Material provided:

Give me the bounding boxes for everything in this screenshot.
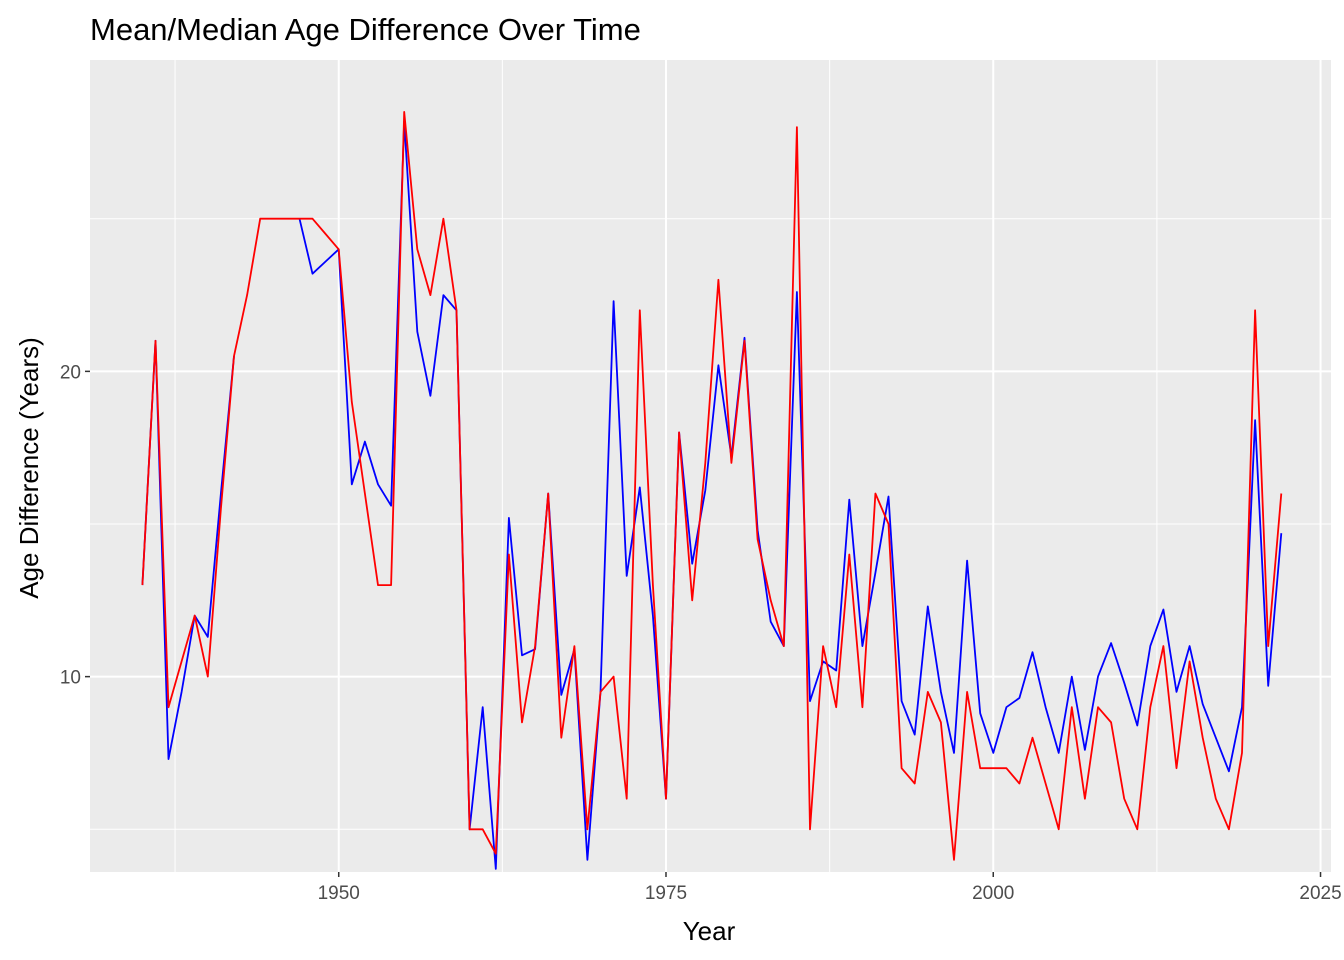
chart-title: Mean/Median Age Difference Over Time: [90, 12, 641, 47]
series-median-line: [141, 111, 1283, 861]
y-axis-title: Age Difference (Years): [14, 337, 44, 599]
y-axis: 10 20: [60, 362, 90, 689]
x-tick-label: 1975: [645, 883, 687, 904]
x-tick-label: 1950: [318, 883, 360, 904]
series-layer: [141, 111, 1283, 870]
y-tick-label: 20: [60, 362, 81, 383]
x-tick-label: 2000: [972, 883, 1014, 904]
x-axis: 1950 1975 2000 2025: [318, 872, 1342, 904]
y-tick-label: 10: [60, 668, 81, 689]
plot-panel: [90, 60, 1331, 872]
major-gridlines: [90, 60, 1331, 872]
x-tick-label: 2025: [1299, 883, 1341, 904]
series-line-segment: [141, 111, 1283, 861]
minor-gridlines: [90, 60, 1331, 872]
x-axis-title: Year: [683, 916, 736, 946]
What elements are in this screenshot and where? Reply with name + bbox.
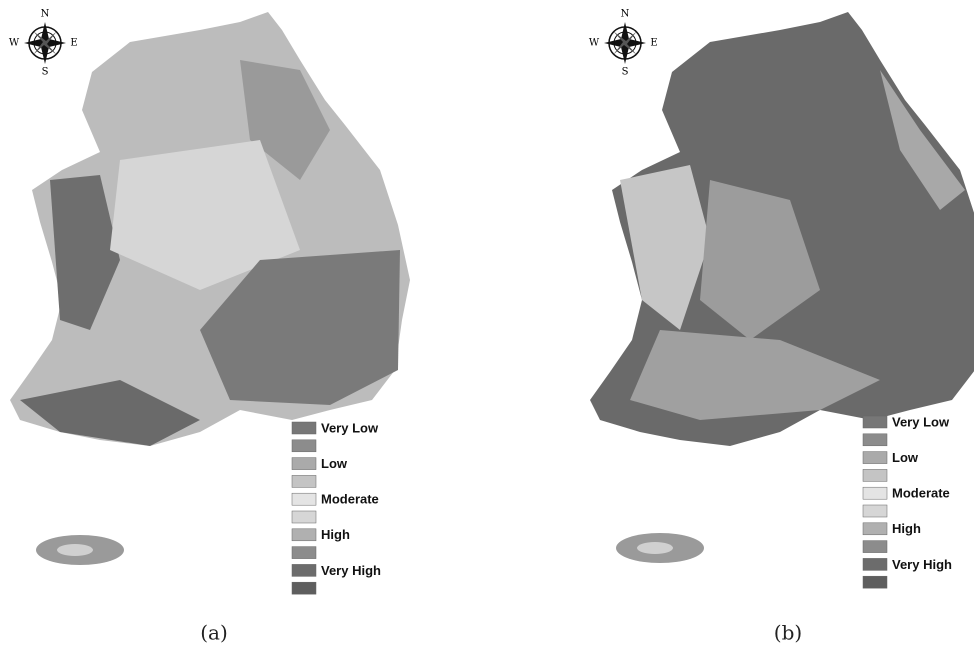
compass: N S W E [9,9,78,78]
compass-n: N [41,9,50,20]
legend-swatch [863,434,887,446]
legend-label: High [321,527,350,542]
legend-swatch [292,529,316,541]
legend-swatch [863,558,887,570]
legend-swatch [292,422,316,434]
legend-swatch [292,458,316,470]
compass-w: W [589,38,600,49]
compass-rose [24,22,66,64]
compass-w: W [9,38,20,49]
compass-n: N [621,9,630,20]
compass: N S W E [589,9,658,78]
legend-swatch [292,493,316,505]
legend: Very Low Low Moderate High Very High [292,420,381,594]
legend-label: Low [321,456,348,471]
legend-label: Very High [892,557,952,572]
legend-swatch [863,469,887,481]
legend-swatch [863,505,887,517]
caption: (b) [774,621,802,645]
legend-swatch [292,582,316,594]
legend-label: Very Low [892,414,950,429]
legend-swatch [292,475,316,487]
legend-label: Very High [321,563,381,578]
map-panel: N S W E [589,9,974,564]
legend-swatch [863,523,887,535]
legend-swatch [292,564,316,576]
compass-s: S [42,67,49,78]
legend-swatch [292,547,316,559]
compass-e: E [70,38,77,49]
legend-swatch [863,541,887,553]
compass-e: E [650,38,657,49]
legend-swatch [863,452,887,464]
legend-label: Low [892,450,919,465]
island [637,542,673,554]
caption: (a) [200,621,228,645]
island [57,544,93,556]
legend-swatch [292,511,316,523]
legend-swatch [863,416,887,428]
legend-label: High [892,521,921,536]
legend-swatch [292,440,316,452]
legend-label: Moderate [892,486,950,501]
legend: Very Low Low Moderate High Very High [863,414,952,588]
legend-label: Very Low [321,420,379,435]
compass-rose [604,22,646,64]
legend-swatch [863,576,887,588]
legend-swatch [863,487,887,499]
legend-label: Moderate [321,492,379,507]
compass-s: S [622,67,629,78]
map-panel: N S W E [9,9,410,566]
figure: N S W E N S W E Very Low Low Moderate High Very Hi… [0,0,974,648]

Given problem:
Update the listing, starting at the line that contains "chart-title: Mean/Median Age" and ending at the line that contains "What elements are", so that "x-tick-label" becomes "x-axis-label" and everything else stays the same.

Exercise response:
chart-title: Mean/Median Age Difference Over Time: [90, 12, 641, 47]
series-median-line: [141, 111, 1283, 861]
y-axis-title: Age Difference (Years): [14, 337, 44, 599]
y-axis: 10 20: [60, 362, 90, 689]
x-axis-label: 1975: [645, 883, 687, 904]
x-axis-label: 1950: [318, 883, 360, 904]
series-layer: [141, 111, 1283, 870]
y-tick-label: 20: [60, 362, 81, 383]
x-axis-label: 2000: [972, 883, 1014, 904]
x-axis: 1950 1975 2000 2025: [318, 872, 1342, 904]
y-tick-label: 10: [60, 668, 81, 689]
plot-panel: [90, 60, 1331, 872]
major-gridlines: [90, 60, 1331, 872]
x-axis-label: 2025: [1299, 883, 1341, 904]
series-line-segment: [141, 111, 1283, 861]
minor-gridlines: [90, 60, 1331, 872]
x-axis-title: Year: [683, 916, 736, 946]
What elements are in this screenshot and where? Reply with name + bbox.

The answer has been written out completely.